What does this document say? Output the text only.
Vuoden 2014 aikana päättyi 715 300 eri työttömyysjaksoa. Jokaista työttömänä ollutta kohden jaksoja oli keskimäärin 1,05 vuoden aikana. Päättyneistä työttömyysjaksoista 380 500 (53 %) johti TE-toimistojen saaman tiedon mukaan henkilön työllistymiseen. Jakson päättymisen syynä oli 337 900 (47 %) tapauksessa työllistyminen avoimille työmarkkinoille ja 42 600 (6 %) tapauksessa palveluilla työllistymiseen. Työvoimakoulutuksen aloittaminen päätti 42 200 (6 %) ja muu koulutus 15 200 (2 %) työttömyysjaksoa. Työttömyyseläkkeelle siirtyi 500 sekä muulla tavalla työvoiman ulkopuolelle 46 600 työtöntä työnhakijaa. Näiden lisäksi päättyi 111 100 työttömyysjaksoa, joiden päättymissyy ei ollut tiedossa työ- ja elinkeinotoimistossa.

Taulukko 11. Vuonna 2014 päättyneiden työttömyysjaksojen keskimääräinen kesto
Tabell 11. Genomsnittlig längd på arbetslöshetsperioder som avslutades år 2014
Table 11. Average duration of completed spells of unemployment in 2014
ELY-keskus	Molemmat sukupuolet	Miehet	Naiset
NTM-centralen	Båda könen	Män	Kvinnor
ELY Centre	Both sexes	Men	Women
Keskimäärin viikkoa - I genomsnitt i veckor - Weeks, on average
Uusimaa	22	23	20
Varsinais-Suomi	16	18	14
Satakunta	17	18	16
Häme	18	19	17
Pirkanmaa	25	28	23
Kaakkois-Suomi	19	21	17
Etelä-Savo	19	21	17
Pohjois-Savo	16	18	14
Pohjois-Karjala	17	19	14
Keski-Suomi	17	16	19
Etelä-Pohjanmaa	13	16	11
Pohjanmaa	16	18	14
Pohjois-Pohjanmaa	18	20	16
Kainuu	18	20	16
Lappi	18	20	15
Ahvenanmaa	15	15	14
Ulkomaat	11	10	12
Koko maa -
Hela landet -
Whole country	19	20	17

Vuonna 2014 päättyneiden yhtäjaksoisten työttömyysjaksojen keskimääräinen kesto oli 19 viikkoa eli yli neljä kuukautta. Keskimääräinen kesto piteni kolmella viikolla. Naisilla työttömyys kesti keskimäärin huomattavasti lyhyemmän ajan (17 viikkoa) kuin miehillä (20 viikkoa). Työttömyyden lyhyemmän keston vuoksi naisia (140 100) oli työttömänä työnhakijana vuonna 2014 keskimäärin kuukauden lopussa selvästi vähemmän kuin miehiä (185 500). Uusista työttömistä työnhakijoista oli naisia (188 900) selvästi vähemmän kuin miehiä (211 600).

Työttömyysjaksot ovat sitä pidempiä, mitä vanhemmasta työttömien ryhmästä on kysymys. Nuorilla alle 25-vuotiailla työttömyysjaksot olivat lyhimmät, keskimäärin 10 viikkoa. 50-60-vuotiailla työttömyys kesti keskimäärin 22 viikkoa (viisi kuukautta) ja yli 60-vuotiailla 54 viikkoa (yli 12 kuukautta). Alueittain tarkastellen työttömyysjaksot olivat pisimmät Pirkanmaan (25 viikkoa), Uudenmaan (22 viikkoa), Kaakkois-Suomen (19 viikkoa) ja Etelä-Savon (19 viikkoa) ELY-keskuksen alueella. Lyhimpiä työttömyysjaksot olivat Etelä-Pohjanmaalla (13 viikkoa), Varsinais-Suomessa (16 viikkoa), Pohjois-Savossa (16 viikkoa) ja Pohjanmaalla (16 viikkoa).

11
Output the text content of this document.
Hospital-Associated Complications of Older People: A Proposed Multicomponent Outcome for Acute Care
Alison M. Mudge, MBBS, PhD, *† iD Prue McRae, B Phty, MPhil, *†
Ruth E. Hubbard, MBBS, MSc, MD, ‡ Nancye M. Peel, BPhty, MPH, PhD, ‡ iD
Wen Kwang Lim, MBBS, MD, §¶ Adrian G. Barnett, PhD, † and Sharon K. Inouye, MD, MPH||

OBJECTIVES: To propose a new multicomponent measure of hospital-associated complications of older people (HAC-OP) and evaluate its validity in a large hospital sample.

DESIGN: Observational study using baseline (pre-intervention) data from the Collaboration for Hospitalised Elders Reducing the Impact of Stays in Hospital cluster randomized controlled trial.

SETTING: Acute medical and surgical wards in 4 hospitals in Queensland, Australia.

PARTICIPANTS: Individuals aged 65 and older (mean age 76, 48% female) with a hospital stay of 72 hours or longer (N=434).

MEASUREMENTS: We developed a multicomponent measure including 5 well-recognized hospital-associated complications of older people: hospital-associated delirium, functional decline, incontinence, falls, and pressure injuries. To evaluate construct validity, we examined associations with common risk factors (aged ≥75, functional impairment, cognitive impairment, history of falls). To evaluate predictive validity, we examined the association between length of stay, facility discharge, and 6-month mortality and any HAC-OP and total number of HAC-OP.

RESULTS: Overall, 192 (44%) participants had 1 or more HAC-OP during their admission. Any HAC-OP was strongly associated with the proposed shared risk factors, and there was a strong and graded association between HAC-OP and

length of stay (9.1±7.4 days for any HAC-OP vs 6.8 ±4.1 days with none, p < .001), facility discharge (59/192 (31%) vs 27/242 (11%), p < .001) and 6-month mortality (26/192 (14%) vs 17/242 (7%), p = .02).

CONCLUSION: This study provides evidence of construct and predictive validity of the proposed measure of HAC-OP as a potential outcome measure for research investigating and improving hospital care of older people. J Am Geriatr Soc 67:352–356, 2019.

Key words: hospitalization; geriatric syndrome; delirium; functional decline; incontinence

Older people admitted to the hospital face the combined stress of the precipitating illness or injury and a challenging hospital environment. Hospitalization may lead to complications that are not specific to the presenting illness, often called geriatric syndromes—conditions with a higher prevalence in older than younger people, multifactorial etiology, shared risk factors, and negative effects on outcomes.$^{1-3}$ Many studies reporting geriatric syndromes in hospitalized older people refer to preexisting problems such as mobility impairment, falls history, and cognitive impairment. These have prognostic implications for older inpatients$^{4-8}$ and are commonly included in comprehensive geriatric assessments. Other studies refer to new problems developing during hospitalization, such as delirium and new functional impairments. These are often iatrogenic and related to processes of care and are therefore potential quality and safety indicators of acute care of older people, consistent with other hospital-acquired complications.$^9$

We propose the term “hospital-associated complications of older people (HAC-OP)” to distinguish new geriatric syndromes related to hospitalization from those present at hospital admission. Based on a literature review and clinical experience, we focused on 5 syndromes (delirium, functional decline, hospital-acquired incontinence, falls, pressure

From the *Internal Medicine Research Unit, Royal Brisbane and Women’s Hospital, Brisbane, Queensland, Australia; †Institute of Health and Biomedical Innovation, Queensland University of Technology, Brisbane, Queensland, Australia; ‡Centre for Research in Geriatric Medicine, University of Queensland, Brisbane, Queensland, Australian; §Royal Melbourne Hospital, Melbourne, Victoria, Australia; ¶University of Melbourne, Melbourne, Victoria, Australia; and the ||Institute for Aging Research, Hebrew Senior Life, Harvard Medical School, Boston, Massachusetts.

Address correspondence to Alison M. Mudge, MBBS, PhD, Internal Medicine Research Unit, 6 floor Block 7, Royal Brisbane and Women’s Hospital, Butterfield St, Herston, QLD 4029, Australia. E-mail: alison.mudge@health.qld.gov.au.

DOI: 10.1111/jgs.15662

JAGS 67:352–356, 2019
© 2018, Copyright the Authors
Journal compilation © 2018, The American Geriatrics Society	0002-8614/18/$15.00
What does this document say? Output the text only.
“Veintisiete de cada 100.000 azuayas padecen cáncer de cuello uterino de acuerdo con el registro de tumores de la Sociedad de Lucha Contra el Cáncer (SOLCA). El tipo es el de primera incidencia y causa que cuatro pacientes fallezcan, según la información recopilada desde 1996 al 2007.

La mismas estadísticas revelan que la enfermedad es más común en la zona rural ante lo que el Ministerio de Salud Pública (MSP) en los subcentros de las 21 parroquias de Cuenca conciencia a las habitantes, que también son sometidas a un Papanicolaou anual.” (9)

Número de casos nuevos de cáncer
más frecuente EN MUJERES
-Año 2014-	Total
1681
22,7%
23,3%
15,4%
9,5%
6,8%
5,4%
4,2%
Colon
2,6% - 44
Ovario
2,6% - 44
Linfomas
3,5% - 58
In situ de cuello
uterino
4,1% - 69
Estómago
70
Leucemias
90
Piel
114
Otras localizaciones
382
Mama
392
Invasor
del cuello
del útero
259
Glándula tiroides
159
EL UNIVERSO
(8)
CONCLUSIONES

Task goal
Lines of the listing above that hold the string "association" should each be copied.

Output of the exercise
MEASUREMENTS: We developed a multicomponent measure including 5 well-recognized hospital-associated complications of older people: hospital-associated delirium, functional decline, incontinence, falls, and pressure injuries. To evaluate construct validity, we examined associations with common risk factors (aged ≥75, functional impairment, cognitive impairment, history of falls). To evaluate predictive validity, we examined the association between length of stay, facility discharge, and 6-month mortality and any HAC-OP and total number of HAC-OP.
RESULTS: Overall, 192 (44%) participants had 1 or more HAC-OP during their admission. Any HAC-OP was strongly associated with the proposed shared risk factors, and there was a strong and graded association between HAC-OP and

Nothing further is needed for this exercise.